▸ Task brief:
Copy every line of the data that contains the string "luminosity".

Data entries:
---

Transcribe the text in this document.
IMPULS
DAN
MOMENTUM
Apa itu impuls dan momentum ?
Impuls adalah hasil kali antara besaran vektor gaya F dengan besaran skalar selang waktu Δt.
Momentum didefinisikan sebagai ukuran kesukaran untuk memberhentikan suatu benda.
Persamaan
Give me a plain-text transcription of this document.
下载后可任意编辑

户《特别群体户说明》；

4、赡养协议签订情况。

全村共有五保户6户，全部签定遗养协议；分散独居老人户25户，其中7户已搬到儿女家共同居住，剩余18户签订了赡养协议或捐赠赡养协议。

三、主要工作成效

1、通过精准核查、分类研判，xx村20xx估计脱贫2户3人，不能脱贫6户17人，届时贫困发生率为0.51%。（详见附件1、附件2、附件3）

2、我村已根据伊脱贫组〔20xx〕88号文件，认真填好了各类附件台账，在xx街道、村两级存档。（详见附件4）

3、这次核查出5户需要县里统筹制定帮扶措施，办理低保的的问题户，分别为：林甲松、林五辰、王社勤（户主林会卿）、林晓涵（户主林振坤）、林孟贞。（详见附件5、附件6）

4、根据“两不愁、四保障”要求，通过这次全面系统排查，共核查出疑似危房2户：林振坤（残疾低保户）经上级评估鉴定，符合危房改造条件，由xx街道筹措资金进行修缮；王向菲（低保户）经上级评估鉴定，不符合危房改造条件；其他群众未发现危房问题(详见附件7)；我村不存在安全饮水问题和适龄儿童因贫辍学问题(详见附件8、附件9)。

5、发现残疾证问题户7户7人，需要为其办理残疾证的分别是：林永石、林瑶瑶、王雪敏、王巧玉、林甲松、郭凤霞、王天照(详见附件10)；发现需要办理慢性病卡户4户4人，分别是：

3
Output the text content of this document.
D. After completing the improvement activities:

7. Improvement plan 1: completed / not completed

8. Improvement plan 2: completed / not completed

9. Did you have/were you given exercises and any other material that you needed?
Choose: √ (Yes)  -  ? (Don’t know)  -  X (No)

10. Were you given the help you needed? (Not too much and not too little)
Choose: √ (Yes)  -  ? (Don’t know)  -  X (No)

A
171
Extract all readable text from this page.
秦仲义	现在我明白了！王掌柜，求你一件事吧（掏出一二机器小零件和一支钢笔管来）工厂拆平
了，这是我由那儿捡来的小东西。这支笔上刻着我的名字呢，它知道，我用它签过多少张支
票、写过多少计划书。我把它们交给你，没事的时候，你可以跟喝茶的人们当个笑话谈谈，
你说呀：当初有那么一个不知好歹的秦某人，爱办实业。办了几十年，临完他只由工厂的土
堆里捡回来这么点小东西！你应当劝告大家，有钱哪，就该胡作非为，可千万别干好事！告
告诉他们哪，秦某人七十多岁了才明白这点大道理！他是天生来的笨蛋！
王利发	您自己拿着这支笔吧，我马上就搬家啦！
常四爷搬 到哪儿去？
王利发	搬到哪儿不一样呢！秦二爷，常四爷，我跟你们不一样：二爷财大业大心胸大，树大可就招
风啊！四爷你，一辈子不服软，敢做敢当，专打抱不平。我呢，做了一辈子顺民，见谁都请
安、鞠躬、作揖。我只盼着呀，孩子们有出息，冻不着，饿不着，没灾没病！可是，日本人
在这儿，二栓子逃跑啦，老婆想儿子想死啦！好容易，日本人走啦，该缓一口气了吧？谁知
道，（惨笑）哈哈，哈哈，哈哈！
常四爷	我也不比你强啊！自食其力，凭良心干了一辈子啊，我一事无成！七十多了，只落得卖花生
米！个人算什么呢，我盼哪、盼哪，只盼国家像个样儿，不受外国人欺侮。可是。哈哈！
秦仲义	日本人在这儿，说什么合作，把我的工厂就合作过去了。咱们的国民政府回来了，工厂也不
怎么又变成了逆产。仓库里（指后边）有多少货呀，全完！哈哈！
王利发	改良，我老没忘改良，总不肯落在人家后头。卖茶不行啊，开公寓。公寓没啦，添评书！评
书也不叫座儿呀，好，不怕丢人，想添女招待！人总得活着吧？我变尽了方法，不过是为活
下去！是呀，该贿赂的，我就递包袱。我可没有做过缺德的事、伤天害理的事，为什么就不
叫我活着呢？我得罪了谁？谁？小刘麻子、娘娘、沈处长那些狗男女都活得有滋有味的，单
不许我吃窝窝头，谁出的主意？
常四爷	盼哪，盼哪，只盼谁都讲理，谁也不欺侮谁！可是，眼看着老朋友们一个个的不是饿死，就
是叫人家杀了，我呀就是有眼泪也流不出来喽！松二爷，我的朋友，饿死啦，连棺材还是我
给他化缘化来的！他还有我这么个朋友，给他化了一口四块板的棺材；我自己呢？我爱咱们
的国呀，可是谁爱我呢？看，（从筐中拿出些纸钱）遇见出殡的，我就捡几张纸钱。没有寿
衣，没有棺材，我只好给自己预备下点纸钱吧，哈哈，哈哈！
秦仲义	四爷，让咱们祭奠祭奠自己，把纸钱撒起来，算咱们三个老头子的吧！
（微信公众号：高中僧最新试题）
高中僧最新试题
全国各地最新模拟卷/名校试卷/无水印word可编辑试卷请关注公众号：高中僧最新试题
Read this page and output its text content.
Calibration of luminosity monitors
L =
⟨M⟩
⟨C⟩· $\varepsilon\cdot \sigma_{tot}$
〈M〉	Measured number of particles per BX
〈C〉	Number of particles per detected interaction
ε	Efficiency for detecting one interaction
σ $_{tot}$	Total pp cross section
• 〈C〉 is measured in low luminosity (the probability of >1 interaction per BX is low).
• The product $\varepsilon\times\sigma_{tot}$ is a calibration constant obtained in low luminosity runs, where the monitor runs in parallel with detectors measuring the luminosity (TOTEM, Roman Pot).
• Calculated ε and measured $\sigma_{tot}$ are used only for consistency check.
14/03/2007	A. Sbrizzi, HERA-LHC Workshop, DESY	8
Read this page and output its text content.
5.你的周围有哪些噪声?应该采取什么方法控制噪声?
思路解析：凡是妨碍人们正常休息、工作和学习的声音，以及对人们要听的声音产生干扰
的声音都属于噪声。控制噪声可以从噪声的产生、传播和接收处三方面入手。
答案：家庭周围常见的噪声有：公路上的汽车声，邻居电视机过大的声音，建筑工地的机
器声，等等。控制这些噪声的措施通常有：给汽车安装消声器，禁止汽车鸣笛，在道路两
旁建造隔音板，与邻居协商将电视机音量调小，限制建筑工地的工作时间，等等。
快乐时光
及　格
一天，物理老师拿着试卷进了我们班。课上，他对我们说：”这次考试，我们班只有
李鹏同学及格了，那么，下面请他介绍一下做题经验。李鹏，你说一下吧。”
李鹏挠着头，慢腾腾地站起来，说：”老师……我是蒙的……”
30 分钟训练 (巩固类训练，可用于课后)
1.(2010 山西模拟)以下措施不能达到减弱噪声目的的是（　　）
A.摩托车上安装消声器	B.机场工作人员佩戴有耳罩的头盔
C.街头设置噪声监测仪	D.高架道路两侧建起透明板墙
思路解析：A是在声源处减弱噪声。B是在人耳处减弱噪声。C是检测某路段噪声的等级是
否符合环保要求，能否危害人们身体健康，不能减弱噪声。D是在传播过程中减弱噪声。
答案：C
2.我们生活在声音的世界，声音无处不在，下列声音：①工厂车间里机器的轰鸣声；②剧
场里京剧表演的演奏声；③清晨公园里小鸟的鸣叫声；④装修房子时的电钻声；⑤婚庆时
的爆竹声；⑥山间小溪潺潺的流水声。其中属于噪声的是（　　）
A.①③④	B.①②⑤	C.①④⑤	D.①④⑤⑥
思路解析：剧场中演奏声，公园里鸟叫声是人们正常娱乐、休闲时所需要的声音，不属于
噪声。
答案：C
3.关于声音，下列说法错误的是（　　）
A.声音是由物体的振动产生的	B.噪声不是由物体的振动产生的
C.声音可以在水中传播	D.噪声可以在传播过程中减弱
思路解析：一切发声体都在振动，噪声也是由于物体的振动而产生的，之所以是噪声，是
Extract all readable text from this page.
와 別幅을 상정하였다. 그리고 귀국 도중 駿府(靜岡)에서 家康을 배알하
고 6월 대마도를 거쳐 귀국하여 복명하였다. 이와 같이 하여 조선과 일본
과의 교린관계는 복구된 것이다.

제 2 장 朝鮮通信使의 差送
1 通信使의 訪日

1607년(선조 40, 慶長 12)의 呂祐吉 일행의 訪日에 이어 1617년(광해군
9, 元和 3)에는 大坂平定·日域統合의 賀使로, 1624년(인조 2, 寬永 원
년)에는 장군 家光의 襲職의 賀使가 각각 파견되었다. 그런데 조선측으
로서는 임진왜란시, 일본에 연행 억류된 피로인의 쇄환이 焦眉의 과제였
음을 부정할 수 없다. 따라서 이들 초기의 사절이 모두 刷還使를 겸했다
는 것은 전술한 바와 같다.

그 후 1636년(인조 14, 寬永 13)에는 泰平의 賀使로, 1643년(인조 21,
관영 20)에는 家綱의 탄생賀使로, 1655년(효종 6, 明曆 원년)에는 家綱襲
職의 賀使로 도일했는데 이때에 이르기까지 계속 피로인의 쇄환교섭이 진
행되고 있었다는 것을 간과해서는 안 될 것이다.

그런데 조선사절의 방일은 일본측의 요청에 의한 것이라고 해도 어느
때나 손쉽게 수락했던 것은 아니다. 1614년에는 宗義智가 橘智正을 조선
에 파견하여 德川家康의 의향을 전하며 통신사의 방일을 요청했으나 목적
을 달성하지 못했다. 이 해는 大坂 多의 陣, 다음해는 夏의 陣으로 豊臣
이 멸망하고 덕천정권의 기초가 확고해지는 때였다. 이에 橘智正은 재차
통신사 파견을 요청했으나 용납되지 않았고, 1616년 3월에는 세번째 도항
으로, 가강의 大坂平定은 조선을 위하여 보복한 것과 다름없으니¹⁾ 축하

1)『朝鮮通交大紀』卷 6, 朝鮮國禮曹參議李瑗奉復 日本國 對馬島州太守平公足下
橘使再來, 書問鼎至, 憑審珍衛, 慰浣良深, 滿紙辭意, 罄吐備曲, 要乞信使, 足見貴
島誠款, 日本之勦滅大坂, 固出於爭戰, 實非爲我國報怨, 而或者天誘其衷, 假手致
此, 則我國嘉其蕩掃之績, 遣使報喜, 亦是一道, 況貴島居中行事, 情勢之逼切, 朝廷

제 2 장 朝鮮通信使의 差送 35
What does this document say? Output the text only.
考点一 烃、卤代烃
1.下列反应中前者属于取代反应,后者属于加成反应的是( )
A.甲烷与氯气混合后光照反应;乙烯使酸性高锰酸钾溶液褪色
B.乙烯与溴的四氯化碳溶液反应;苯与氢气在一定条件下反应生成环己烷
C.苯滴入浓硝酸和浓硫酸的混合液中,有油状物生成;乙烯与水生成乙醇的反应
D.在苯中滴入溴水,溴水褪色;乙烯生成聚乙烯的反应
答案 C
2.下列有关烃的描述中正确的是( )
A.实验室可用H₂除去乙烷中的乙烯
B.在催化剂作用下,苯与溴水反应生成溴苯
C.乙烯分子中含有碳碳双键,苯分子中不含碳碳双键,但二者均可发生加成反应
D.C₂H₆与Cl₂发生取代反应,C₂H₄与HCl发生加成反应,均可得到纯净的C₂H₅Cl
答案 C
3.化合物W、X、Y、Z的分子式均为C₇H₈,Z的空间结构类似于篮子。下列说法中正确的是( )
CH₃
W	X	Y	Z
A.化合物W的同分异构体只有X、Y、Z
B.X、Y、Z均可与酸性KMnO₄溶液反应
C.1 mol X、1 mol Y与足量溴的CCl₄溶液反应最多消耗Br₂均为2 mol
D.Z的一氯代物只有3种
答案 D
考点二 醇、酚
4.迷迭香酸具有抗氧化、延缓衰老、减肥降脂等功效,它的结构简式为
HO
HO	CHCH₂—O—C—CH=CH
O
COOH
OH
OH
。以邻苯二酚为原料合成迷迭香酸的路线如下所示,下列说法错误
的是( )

---

▸ Expected output:
Calibration of luminosity monitors
• 〈C〉 is measured in low luminosity (the probability of >1 interaction per BX is low).
• The product $\varepsilon\times\sigma_{tot}$ is a calibration constant obtained in low luminosity runs, where the monitor runs in parallel with detectors measuring the luminosity (TOTEM, Roman Pot).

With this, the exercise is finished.